Go through the entries and count the lines with the string "НЕМЕДЛЕННО" in them. Give only that number.

━━━━━━━━━━

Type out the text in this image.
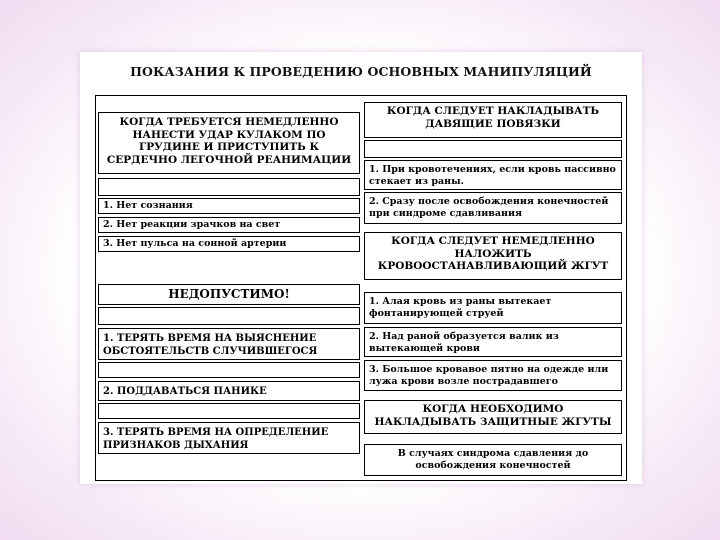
ПОКАЗАНИЯ К ПРОВЕДЕНИЮ ОСНОВНЫХ МАНИПУЛЯЦИЙ
КОГДА ТРЕБУЕТСЯ НЕМЕДЛЕННО НАНЕСТИ УДАР КУЛАКОМ ПО ГРУДИНЕ И ПРИСТУПИТЬ К СЕРДЕЧНО ЛЕГОЧНОЙ РЕАНИМАЦИИ
1. Нет сознания
2. Нет реакции зрачков на свет
3. Нет пульса на сонной артерии
НЕДОПУСТИМО!
1. ТЕРЯТЬ ВРЕМЯ НА ВЫЯСНЕНИЕ ОБСТОЯТЕЛЬСТВ СЛУЧИВШЕГОСЯ
2. ПОДДАВАТЬСЯ ПАНИКЕ
3. ТЕРЯТЬ ВРЕМЯ НА ОПРЕДЕЛЕНИЕ ПРИЗНАКОВ ДЫХАНИЯ
КОГДА СЛЕДУЕТ НАКЛАДЫВАТЬ ДАВЯЩИЕ ПОВЯЗКИ
1. При кровотечениях, если кровь пассивно стекает из раны.
2. Сразу после освобождения конечностей при синдроме сдавливания
КОГДА СЛЕДУЕТ НЕМЕДЛЕННО НАЛОЖИТЬ КРОВООСТАНАВЛИВАЮЩИЙ ЖГУТ
1. Алая кровь из раны вытекает фонтанирующей струей
2. Над раной образуется валик из вытекающей крови
3. Большое кровавое пятно на одежде или лужа крови возле пострадавшего
КОГДА НЕОБХОДИМО НАКЛАДЫВАТЬ ЗАЩИТНЫЕ ЖГУТЫ
В случаях синдрома сдавления до освобождения конечностей
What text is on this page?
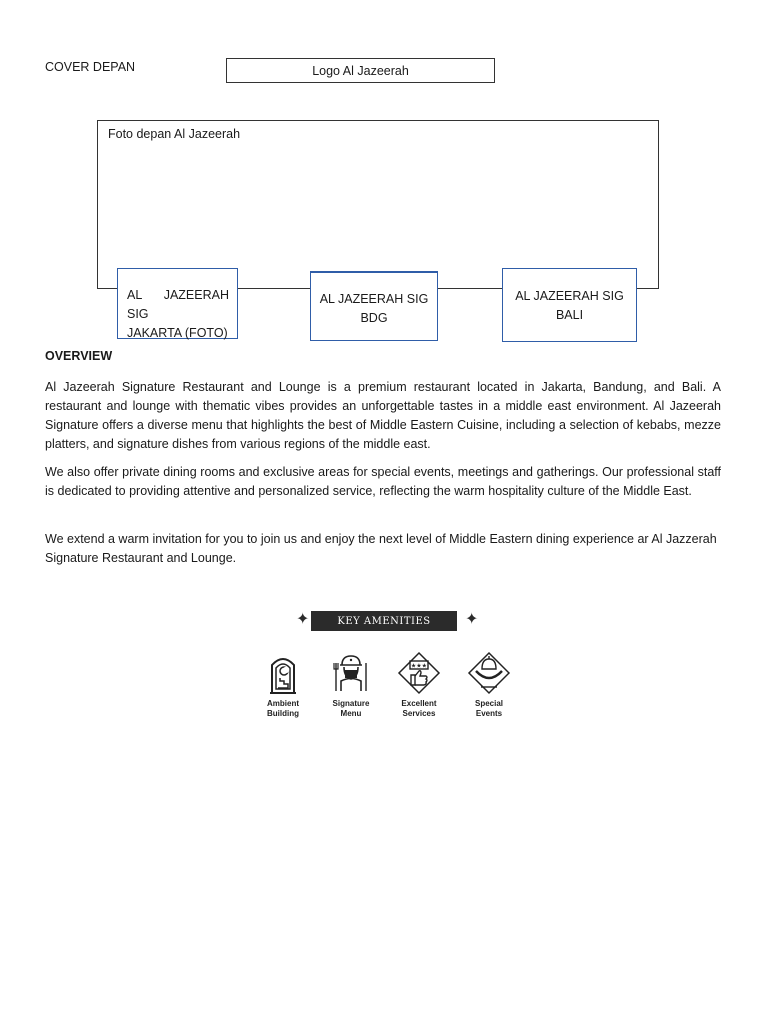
COVER DEPAN	Logo Al Jazeerah
Foto depan Al Jazeerah
AL JAZEERAH SIG
JAKARTA (FOTO)
AL JAZEERAH SIG
BDG
AL JAZEERAH SIG
BALI
OVERVIEW
Al Jazeerah Signature Restaurant and Lounge is a premium restaurant located in Jakarta, Bandung, and Bali. A restaurant and lounge with thematic vibes provides an unforgettable tastes in a middle east environment. Al Jazeerah Signature offers a diverse menu that highlights the best of Middle Eastern Cuisine, including a selection of kebabs, mezze platters, and signature dishes from various regions of the middle east.
We also offer private dining rooms and exclusive areas for special events, meetings and gatherings. Our professional staff is dedicated to providing attentive and personalized service, reflecting the warm hospitality culture of the Middle East.
We extend a warm invitation for you to join us and enjoy the next level of Middle Eastern dining experience ar Al Jazzerah Signature Restaurant and Lounge.
✦	KEY AMENITIES	✦
Ambient
Building
Signature
Menu
★★★
Excellent
Services
Special
Events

━━━━━━━━━━

* ANSWER TO THIS TASK:
2